» Task statement
The entries below contain pictures. Retype everything except those pictures, exactly as given.

(Stored records)
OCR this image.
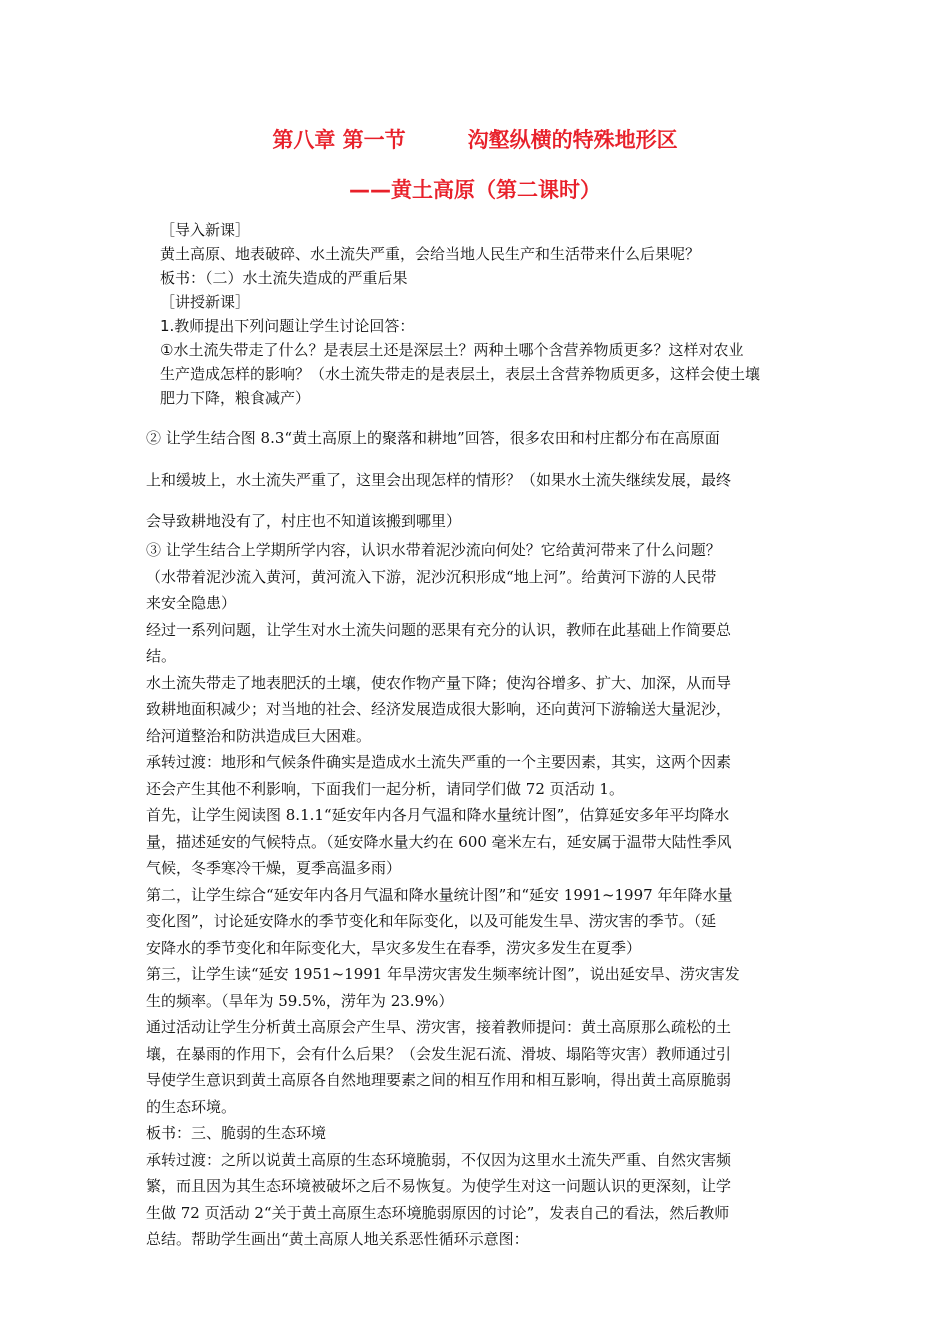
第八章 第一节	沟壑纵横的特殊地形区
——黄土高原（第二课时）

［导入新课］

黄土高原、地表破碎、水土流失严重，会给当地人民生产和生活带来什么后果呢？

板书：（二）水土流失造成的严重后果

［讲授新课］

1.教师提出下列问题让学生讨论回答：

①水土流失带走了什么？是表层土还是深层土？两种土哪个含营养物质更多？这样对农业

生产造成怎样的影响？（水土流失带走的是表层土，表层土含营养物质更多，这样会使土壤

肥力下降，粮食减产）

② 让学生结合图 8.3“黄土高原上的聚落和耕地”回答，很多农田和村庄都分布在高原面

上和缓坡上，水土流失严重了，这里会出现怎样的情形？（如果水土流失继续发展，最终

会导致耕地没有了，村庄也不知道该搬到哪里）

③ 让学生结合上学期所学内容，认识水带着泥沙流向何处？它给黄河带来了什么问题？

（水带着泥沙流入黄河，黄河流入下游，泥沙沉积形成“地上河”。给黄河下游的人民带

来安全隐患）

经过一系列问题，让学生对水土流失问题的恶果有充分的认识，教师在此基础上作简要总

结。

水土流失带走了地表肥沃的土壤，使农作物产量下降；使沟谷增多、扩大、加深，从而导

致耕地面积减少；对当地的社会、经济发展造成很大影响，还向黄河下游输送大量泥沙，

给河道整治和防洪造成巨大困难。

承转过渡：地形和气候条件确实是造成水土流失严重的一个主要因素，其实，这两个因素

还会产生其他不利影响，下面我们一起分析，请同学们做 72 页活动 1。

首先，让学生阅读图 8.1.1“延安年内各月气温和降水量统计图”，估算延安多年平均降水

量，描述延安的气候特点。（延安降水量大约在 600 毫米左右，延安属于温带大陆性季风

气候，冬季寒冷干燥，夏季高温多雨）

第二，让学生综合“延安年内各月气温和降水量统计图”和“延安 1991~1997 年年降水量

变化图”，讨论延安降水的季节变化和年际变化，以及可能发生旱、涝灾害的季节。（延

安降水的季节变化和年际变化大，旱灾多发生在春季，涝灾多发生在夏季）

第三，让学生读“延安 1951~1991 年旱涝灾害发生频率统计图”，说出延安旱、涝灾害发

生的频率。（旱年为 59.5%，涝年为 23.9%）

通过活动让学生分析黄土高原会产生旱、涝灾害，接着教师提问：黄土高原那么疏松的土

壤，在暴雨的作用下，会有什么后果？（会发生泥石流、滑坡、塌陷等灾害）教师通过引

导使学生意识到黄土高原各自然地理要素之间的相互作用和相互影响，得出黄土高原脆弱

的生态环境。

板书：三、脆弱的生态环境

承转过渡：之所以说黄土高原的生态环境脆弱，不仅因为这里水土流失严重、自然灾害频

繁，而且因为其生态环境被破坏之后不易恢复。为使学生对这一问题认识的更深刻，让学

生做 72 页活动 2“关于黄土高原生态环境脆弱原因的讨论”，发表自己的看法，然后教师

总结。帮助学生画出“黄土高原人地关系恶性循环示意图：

» Answer to this problem
OCR this image.
第八章 第一节	沟壑纵横的特殊地形区
——黄土高原（第二课时）

［导入新课］

黄土高原、地表破碎、水土流失严重，会给当地人民生产和生活带来什么后果呢？

板书：（二）水土流失造成的严重后果

［讲授新课］

1.教师提出下列问题让学生讨论回答：

①水土流失带走了什么？是表层土还是深层土？两种土哪个含营养物质更多？这样对农业

生产造成怎样的影响？（水土流失带走的是表层土，表层土含营养物质更多，这样会使土壤

肥力下降，粮食减产）

② 让学生结合图 8.3“黄土高原上的聚落和耕地”回答，很多农田和村庄都分布在高原面

上和缓坡上，水土流失严重了，这里会出现怎样的情形？（如果水土流失继续发展，最终

会导致耕地没有了，村庄也不知道该搬到哪里）

③ 让学生结合上学期所学内容，认识水带着泥沙流向何处？它给黄河带来了什么问题？

（水带着泥沙流入黄河，黄河流入下游，泥沙沉积形成“地上河”。给黄河下游的人民带

来安全隐患）

经过一系列问题，让学生对水土流失问题的恶果有充分的认识，教师在此基础上作简要总

结。

水土流失带走了地表肥沃的土壤，使农作物产量下降；使沟谷增多、扩大、加深，从而导

致耕地面积减少；对当地的社会、经济发展造成很大影响，还向黄河下游输送大量泥沙，

给河道整治和防洪造成巨大困难。

承转过渡：地形和气候条件确实是造成水土流失严重的一个主要因素，其实，这两个因素

还会产生其他不利影响，下面我们一起分析，请同学们做 72 页活动 1。

首先，让学生阅读图 8.1.1“延安年内各月气温和降水量统计图”，估算延安多年平均降水

量，描述延安的气候特点。（延安降水量大约在 600 毫米左右，延安属于温带大陆性季风

气候，冬季寒冷干燥，夏季高温多雨）

第二，让学生综合“延安年内各月气温和降水量统计图”和“延安 1991~1997 年年降水量

变化图”，讨论延安降水的季节变化和年际变化，以及可能发生旱、涝灾害的季节。（延

安降水的季节变化和年际变化大，旱灾多发生在春季，涝灾多发生在夏季）

第三，让学生读“延安 1951~1991 年旱涝灾害发生频率统计图”，说出延安旱、涝灾害发

生的频率。（旱年为 59.5%，涝年为 23.9%）

通过活动让学生分析黄土高原会产生旱、涝灾害，接着教师提问：黄土高原那么疏松的土

壤，在暴雨的作用下，会有什么后果？（会发生泥石流、滑坡、塌陷等灾害）教师通过引

导使学生意识到黄土高原各自然地理要素之间的相互作用和相互影响，得出黄土高原脆弱

的生态环境。

板书：三、脆弱的生态环境

承转过渡：之所以说黄土高原的生态环境脆弱，不仅因为这里水土流失严重、自然灾害频

繁，而且因为其生态环境被破坏之后不易恢复。为使学生对这一问题认识的更深刻，让学

生做 72 页活动 2“关于黄土高原生态环境脆弱原因的讨论”，发表自己的看法，然后教师

总结。帮助学生画出“黄土高原人地关系恶性循环示意图：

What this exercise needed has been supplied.